(Given entries)

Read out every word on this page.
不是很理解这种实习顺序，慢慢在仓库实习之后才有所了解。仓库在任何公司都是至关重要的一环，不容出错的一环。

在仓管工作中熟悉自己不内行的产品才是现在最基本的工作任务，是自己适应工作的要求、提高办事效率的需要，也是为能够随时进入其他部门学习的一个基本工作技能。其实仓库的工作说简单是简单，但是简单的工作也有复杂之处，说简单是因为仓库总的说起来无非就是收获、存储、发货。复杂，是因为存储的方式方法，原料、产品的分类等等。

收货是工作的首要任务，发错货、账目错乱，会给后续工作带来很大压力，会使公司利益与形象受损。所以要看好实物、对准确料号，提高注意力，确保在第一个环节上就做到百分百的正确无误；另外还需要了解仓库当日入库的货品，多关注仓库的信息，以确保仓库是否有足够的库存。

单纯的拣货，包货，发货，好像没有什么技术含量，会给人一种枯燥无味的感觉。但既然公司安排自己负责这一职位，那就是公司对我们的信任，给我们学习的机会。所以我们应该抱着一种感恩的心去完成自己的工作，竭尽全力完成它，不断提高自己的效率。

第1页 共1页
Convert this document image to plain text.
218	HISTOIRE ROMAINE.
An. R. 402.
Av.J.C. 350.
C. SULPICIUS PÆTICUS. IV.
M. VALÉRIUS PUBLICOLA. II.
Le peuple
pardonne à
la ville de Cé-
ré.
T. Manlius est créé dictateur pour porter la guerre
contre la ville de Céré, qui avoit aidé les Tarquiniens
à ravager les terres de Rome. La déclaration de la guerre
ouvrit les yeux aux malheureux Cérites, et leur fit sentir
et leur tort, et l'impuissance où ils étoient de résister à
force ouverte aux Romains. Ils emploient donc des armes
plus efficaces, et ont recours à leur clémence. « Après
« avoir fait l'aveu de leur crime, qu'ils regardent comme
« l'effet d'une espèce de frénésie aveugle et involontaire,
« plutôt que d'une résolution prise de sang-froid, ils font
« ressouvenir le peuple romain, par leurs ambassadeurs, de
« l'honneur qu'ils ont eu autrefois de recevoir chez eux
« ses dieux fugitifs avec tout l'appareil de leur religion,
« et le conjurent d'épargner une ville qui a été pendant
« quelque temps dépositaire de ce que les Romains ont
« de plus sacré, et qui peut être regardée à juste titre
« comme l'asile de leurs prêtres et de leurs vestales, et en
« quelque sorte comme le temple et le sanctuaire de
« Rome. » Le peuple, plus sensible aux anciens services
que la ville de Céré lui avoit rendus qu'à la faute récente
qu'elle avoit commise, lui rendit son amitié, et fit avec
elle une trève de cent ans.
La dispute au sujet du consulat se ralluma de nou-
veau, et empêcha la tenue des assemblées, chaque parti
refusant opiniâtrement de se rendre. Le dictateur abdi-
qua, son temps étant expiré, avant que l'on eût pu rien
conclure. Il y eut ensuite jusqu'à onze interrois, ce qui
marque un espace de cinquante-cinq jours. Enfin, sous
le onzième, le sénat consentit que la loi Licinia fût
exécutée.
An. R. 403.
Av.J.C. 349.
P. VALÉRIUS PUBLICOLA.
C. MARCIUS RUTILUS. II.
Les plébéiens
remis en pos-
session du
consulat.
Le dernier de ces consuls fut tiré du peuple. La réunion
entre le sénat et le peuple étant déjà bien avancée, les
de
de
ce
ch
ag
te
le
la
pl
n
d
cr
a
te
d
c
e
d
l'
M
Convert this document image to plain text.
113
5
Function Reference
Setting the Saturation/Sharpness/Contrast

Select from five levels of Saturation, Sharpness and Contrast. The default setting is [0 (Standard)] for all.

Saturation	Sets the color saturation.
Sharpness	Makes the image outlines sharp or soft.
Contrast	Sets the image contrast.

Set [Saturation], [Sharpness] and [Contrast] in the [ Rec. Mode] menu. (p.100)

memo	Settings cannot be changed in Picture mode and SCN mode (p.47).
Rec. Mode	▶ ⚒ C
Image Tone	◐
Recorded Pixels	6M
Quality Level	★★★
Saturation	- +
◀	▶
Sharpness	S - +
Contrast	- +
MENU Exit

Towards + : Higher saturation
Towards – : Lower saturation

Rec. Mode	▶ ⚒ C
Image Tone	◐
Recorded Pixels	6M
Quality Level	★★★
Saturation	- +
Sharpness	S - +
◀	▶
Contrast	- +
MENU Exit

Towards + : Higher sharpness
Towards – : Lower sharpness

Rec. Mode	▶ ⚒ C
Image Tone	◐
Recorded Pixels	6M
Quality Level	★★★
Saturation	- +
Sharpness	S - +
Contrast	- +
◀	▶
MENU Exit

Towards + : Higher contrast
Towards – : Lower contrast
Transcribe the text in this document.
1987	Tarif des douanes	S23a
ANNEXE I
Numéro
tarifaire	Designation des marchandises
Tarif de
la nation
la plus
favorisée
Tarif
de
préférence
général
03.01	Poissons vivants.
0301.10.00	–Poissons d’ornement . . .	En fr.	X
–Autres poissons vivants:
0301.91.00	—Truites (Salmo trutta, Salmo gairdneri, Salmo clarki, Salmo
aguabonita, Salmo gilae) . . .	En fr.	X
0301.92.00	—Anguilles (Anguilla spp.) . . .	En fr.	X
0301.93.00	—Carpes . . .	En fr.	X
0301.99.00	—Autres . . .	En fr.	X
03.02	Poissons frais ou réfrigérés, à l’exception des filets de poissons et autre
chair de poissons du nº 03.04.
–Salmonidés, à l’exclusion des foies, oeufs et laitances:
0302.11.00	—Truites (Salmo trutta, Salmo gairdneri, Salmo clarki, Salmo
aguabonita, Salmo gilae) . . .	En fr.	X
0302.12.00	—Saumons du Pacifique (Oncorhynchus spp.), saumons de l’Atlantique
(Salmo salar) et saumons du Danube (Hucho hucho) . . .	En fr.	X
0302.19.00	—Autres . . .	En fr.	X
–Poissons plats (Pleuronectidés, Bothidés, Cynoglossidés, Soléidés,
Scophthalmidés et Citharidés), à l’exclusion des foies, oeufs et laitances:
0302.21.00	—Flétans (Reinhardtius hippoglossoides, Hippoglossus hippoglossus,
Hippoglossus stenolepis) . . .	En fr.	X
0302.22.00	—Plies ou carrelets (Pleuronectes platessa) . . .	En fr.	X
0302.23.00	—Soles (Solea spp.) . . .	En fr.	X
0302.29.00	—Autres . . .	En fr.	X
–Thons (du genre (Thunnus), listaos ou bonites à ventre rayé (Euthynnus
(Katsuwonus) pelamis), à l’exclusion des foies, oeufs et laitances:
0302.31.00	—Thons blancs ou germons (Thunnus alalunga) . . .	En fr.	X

(Task brief) Copy every record exactly as presented.

(Exercise result)
Read out every word on this page.
不是很理解这种实习顺序，慢慢在仓库实习之后才有所了解。仓库在任何公司都是至关重要的一环，不容出错的一环。

在仓管工作中熟悉自己不内行的产品才是现在最基本的工作任务，是自己适应工作的要求、提高办事效率的需要，也是为能够随时进入其他部门学习的一个基本工作技能。其实仓库的工作说简单是简单，但是简单的工作也有复杂之处，说简单是因为仓库总的说起来无非就是收获、存储、发货。复杂，是因为存储的方式方法，原料、产品的分类等等。

收货是工作的首要任务，发错货、账目错乱，会给后续工作带来很大压力，会使公司利益与形象受损。所以要看好实物、对准确料号，提高注意力，确保在第一个环节上就做到百分百的正确无误；另外还需要了解仓库当日入库的货品，多关注仓库的信息，以确保仓库是否有足够的库存。

单纯的拣货，包货，发货，好像没有什么技术含量，会给人一种枯燥无味的感觉。但既然公司安排自己负责这一职位，那就是公司对我们的信任，给我们学习的机会。所以我们应该抱着一种感恩的心去完成自己的工作，竭尽全力完成它，不断提高自己的效率。

第1页 共1页
Convert this document image to plain text.
218	HISTOIRE ROMAINE.
An. R. 402.
Av.J.C. 350.
C. SULPICIUS PÆTICUS. IV.
M. VALÉRIUS PUBLICOLA. II.
Le peuple
pardonne à
la ville de Cé-
ré.
T. Manlius est créé dictateur pour porter la guerre
contre la ville de Céré, qui avoit aidé les Tarquiniens
à ravager les terres de Rome. La déclaration de la guerre
ouvrit les yeux aux malheureux Cérites, et leur fit sentir
et leur tort, et l'impuissance où ils étoient de résister à
force ouverte aux Romains. Ils emploient donc des armes
plus efficaces, et ont recours à leur clémence. « Après
« avoir fait l'aveu de leur crime, qu'ils regardent comme
« l'effet d'une espèce de frénésie aveugle et involontaire,
« plutôt que d'une résolution prise de sang-froid, ils font
« ressouvenir le peuple romain, par leurs ambassadeurs, de
« l'honneur qu'ils ont eu autrefois de recevoir chez eux
« ses dieux fugitifs avec tout l'appareil de leur religion,
« et le conjurent d'épargner une ville qui a été pendant
« quelque temps dépositaire de ce que les Romains ont
« de plus sacré, et qui peut être regardée à juste titre
« comme l'asile de leurs prêtres et de leurs vestales, et en
« quelque sorte comme le temple et le sanctuaire de
« Rome. » Le peuple, plus sensible aux anciens services
que la ville de Céré lui avoit rendus qu'à la faute récente
qu'elle avoit commise, lui rendit son amitié, et fit avec
elle une trève de cent ans.
La dispute au sujet du consulat se ralluma de nou-
veau, et empêcha la tenue des assemblées, chaque parti
refusant opiniâtrement de se rendre. Le dictateur abdi-
qua, son temps étant expiré, avant que l'on eût pu rien
conclure. Il y eut ensuite jusqu'à onze interrois, ce qui
marque un espace de cinquante-cinq jours. Enfin, sous
le onzième, le sénat consentit que la loi Licinia fût
exécutée.
An. R. 403.
Av.J.C. 349.
P. VALÉRIUS PUBLICOLA.
C. MARCIUS RUTILUS. II.
Les plébéiens
remis en pos-
session du
consulat.
Le dernier de ces consuls fut tiré du peuple. La réunion
entre le sénat et le peuple étant déjà bien avancée, les
de
de
ce
ch
ag
te
le
la
pl
n
d
cr
a
te
d
c
e
d
l'
M
Convert this document image to plain text.
113
5
Function Reference
Setting the Saturation/Sharpness/Contrast

Select from five levels of Saturation, Sharpness and Contrast. The default setting is [0 (Standard)] for all.

Saturation	Sets the color saturation.
Sharpness	Makes the image outlines sharp or soft.
Contrast	Sets the image contrast.

Set [Saturation], [Sharpness] and [Contrast] in the [ Rec. Mode] menu. (p.100)

memo	Settings cannot be changed in Picture mode and SCN mode (p.47).
Rec. Mode	▶ ⚒ C
Image Tone	◐
Recorded Pixels	6M
Quality Level	★★★
Saturation	- +
◀	▶
Sharpness	S - +
Contrast	- +
MENU Exit

Towards + : Higher saturation
Towards – : Lower saturation

Rec. Mode	▶ ⚒ C
Image Tone	◐
Recorded Pixels	6M
Quality Level	★★★
Saturation	- +
Sharpness	S - +
◀	▶
Contrast	- +
MENU Exit

Towards + : Higher sharpness
Towards – : Lower sharpness

Rec. Mode	▶ ⚒ C
Image Tone	◐
Recorded Pixels	6M
Quality Level	★★★
Saturation	- +
Sharpness	S - +
Contrast	- +
◀	▶
MENU Exit

Towards + : Higher contrast
Towards – : Lower contrast
Transcribe the text in this document.
1987	Tarif des douanes	S23a
ANNEXE I
Numéro
tarifaire	Designation des marchandises
Tarif de
la nation
la plus
favorisée
Tarif
de
préférence
général
03.01	Poissons vivants.
0301.10.00	–Poissons d’ornement . . .	En fr.	X
–Autres poissons vivants:
0301.91.00	—Truites (Salmo trutta, Salmo gairdneri, Salmo clarki, Salmo
aguabonita, Salmo gilae) . . .	En fr.	X
0301.92.00	—Anguilles (Anguilla spp.) . . .	En fr.	X
0301.93.00	—Carpes . . .	En fr.	X
0301.99.00	—Autres . . .	En fr.	X
03.02	Poissons frais ou réfrigérés, à l’exception des filets de poissons et autre
chair de poissons du nº 03.04.
–Salmonidés, à l’exclusion des foies, oeufs et laitances:
0302.11.00	—Truites (Salmo trutta, Salmo gairdneri, Salmo clarki, Salmo
aguabonita, Salmo gilae) . . .	En fr.	X
0302.12.00	—Saumons du Pacifique (Oncorhynchus spp.), saumons de l’Atlantique
(Salmo salar) et saumons du Danube (Hucho hucho) . . .	En fr.	X
0302.19.00	—Autres . . .	En fr.	X
–Poissons plats (Pleuronectidés, Bothidés, Cynoglossidés, Soléidés,
Scophthalmidés et Citharidés), à l’exclusion des foies, oeufs et laitances:
0302.21.00	—Flétans (Reinhardtius hippoglossoides, Hippoglossus hippoglossus,
Hippoglossus stenolepis) . . .	En fr.	X
0302.22.00	—Plies ou carrelets (Pleuronectes platessa) . . .	En fr.	X
0302.23.00	—Soles (Solea spp.) . . .	En fr.	X
0302.29.00	—Autres . . .	En fr.	X
–Thons (du genre (Thunnus), listaos ou bonites à ventre rayé (Euthynnus
(Katsuwonus) pelamis), à l’exclusion des foies, oeufs et laitances:
0302.31.00	—Thons blancs ou germons (Thunnus alalunga) . . .	En fr.	X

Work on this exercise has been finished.